Reproduce the data in its entirety, exactly as supplied.

........

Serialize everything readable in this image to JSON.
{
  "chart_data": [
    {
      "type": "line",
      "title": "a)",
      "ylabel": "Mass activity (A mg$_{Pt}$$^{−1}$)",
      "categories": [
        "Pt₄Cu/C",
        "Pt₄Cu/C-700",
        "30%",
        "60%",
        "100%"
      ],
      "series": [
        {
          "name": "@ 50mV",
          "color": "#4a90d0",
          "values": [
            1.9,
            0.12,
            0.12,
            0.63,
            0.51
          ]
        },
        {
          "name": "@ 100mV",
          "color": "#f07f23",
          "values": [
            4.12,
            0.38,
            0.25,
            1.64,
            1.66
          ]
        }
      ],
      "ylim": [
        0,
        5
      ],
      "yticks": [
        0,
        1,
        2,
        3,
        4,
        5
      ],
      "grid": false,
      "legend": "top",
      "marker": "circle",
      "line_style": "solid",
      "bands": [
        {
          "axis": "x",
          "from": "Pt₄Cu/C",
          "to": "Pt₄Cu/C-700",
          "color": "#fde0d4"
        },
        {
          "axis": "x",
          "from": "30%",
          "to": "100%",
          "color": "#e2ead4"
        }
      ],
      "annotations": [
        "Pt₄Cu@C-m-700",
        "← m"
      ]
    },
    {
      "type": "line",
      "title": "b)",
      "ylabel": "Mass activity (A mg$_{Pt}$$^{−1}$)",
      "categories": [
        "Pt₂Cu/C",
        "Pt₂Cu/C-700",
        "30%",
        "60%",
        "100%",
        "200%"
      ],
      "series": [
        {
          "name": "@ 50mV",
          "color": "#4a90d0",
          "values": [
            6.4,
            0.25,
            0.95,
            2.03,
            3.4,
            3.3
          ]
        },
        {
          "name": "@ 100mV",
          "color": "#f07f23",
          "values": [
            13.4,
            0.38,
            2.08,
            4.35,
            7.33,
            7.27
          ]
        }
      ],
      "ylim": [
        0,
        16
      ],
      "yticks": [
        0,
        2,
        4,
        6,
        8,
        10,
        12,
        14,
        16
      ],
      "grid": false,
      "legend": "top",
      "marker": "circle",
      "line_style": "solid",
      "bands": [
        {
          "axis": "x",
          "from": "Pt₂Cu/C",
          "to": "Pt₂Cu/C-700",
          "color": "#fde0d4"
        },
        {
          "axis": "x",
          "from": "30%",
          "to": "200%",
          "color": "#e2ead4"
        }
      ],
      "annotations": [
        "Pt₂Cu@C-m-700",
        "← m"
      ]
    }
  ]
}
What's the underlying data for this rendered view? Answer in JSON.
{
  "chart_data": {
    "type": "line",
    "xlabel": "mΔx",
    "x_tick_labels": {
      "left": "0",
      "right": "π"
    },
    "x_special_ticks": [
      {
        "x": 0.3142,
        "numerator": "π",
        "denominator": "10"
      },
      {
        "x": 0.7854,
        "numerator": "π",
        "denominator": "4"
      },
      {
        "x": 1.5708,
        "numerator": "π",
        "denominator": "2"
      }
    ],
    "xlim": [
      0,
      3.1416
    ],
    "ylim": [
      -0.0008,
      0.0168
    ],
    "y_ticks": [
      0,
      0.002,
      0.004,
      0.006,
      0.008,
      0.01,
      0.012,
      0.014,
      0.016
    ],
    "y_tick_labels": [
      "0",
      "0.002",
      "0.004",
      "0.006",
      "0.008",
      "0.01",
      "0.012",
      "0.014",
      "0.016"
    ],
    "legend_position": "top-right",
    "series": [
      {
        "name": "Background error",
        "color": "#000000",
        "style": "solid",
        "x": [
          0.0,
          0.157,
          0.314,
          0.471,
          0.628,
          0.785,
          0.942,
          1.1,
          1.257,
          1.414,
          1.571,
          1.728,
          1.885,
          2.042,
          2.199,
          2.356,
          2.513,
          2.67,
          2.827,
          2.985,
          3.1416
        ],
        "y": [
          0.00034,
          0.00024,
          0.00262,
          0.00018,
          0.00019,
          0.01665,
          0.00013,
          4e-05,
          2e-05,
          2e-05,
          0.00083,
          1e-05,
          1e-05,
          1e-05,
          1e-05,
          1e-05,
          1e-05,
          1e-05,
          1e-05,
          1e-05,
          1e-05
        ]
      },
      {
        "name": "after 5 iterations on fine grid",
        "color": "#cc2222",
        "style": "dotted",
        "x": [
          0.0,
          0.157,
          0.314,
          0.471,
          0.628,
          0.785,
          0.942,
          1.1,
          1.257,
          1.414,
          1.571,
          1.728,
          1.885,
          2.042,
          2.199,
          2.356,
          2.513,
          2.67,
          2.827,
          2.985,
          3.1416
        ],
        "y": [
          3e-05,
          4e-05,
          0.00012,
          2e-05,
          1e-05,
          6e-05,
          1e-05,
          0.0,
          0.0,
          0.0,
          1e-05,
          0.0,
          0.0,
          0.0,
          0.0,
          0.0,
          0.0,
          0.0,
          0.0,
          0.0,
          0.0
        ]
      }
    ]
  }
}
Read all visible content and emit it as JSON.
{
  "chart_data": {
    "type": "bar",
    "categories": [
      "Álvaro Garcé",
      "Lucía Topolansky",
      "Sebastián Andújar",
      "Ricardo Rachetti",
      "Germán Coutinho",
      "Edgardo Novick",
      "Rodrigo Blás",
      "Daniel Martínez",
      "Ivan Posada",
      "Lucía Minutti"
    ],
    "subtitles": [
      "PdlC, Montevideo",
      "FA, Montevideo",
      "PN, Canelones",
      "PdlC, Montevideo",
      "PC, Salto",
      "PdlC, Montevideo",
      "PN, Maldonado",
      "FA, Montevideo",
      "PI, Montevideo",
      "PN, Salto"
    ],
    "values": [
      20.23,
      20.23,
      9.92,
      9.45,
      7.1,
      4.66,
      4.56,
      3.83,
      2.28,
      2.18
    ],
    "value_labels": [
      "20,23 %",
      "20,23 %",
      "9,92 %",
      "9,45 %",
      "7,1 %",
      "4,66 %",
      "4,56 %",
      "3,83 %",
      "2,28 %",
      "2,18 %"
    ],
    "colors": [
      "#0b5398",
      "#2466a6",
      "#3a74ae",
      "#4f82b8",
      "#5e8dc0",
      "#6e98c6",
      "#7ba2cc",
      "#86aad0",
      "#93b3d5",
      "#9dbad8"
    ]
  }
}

........

### Task solution:
Serialize everything readable in this image to JSON.
{
  "chart_data": [
    {
      "type": "line",
      "title": "a)",
      "ylabel": "Mass activity (A mg$_{Pt}$$^{−1}$)",
      "categories": [
        "Pt₄Cu/C",
        "Pt₄Cu/C-700",
        "30%",
        "60%",
        "100%"
      ],
      "series": [
        {
          "name": "@ 50mV",
          "color": "#4a90d0",
          "values": [
            1.9,
            0.12,
            0.12,
            0.63,
            0.51
          ]
        },
        {
          "name": "@ 100mV",
          "color": "#f07f23",
          "values": [
            4.12,
            0.38,
            0.25,
            1.64,
            1.66
          ]
        }
      ],
      "ylim": [
        0,
        5
      ],
      "yticks": [
        0,
        1,
        2,
        3,
        4,
        5
      ],
      "grid": false,
      "legend": "top",
      "marker": "circle",
      "line_style": "solid",
      "bands": [
        {
          "axis": "x",
          "from": "Pt₄Cu/C",
          "to": "Pt₄Cu/C-700",
          "color": "#fde0d4"
        },
        {
          "axis": "x",
          "from": "30%",
          "to": "100%",
          "color": "#e2ead4"
        }
      ],
      "annotations": [
        "Pt₄Cu@C-m-700",
        "← m"
      ]
    },
    {
      "type": "line",
      "title": "b)",
      "ylabel": "Mass activity (A mg$_{Pt}$$^{−1}$)",
      "categories": [
        "Pt₂Cu/C",
        "Pt₂Cu/C-700",
        "30%",
        "60%",
        "100%",
        "200%"
      ],
      "series": [
        {
          "name": "@ 50mV",
          "color": "#4a90d0",
          "values": [
            6.4,
            0.25,
            0.95,
            2.03,
            3.4,
            3.3
          ]
        },
        {
          "name": "@ 100mV",
          "color": "#f07f23",
          "values": [
            13.4,
            0.38,
            2.08,
            4.35,
            7.33,
            7.27
          ]
        }
      ],
      "ylim": [
        0,
        16
      ],
      "yticks": [
        0,
        2,
        4,
        6,
        8,
        10,
        12,
        14,
        16
      ],
      "grid": false,
      "legend": "top",
      "marker": "circle",
      "line_style": "solid",
      "bands": [
        {
          "axis": "x",
          "from": "Pt₂Cu/C",
          "to": "Pt₂Cu/C-700",
          "color": "#fde0d4"
        },
        {
          "axis": "x",
          "from": "30%",
          "to": "200%",
          "color": "#e2ead4"
        }
      ],
      "annotations": [
        "Pt₂Cu@C-m-700",
        "← m"
      ]
    }
  ]
}
What's the underlying data for this rendered view? Answer in JSON.
{
  "chart_data": {
    "type": "line",
    "xlabel": "mΔx",
    "x_tick_labels": {
      "left": "0",
      "right": "π"
    },
    "x_special_ticks": [
      {
        "x": 0.3142,
        "numerator": "π",
        "denominator": "10"
      },
      {
        "x": 0.7854,
        "numerator": "π",
        "denominator": "4"
      },
      {
        "x": 1.5708,
        "numerator": "π",
        "denominator": "2"
      }
    ],
    "xlim": [
      0,
      3.1416
    ],
    "ylim": [
      -0.0008,
      0.0168
    ],
    "y_ticks": [
      0,
      0.002,
      0.004,
      0.006,
      0.008,
      0.01,
      0.012,
      0.014,
      0.016
    ],
    "y_tick_labels": [
      "0",
      "0.002",
      "0.004",
      "0.006",
      "0.008",
      "0.01",
      "0.012",
      "0.014",
      "0.016"
    ],
    "legend_position": "top-right",
    "series": [
      {
        "name": "Background error",
        "color": "#000000",
        "style": "solid",
        "x": [
          0.0,
          0.157,
          0.314,
          0.471,
          0.628,
          0.785,
          0.942,
          1.1,
          1.257,
          1.414,
          1.571,
          1.728,
          1.885,
          2.042,
          2.199,
          2.356,
          2.513,
          2.67,
          2.827,
          2.985,
          3.1416
        ],
        "y": [
          0.00034,
          0.00024,
          0.00262,
          0.00018,
          0.00019,
          0.01665,
          0.00013,
          4e-05,
          2e-05,
          2e-05,
          0.00083,
          1e-05,
          1e-05,
          1e-05,
          1e-05,
          1e-05,
          1e-05,
          1e-05,
          1e-05,
          1e-05,
          1e-05
        ]
      },
      {
        "name": "after 5 iterations on fine grid",
        "color": "#cc2222",
        "style": "dotted",
        "x": [
          0.0,
          0.157,
          0.314,
          0.471,
          0.628,
          0.785,
          0.942,
          1.1,
          1.257,
          1.414,
          1.571,
          1.728,
          1.885,
          2.042,
          2.199,
          2.356,
          2.513,
          2.67,
          2.827,
          2.985,
          3.1416
        ],
        "y": [
          3e-05,
          4e-05,
          0.00012,
          2e-05,
          1e-05,
          6e-05,
          1e-05,
          0.0,
          0.0,
          0.0,
          1e-05,
          0.0,
          0.0,
          0.0,
          0.0,
          0.0,
          0.0,
          0.0,
          0.0,
          0.0,
          0.0
        ]
      }
    ]
  }
}
Read all visible content and emit it as JSON.
{
  "chart_data": {
    "type": "bar",
    "categories": [
      "Álvaro Garcé",
      "Lucía Topolansky",
      "Sebastián Andújar",
      "Ricardo Rachetti",
      "Germán Coutinho",
      "Edgardo Novick",
      "Rodrigo Blás",
      "Daniel Martínez",
      "Ivan Posada",
      "Lucía Minutti"
    ],
    "subtitles": [
      "PdlC, Montevideo",
      "FA, Montevideo",
      "PN, Canelones",
      "PdlC, Montevideo",
      "PC, Salto",
      "PdlC, Montevideo",
      "PN, Maldonado",
      "FA, Montevideo",
      "PI, Montevideo",
      "PN, Salto"
    ],
    "values": [
      20.23,
      20.23,
      9.92,
      9.45,
      7.1,
      4.66,
      4.56,
      3.83,
      2.28,
      2.18
    ],
    "value_labels": [
      "20,23 %",
      "20,23 %",
      "9,92 %",
      "9,45 %",
      "7,1 %",
      "4,66 %",
      "4,56 %",
      "3,83 %",
      "2,28 %",
      "2,18 %"
    ],
    "colors": [
      "#0b5398",
      "#2466a6",
      "#3a74ae",
      "#4f82b8",
      "#5e8dc0",
      "#6e98c6",
      "#7ba2cc",
      "#86aad0",
      "#93b3d5",
      "#9dbad8"
    ]
  }
}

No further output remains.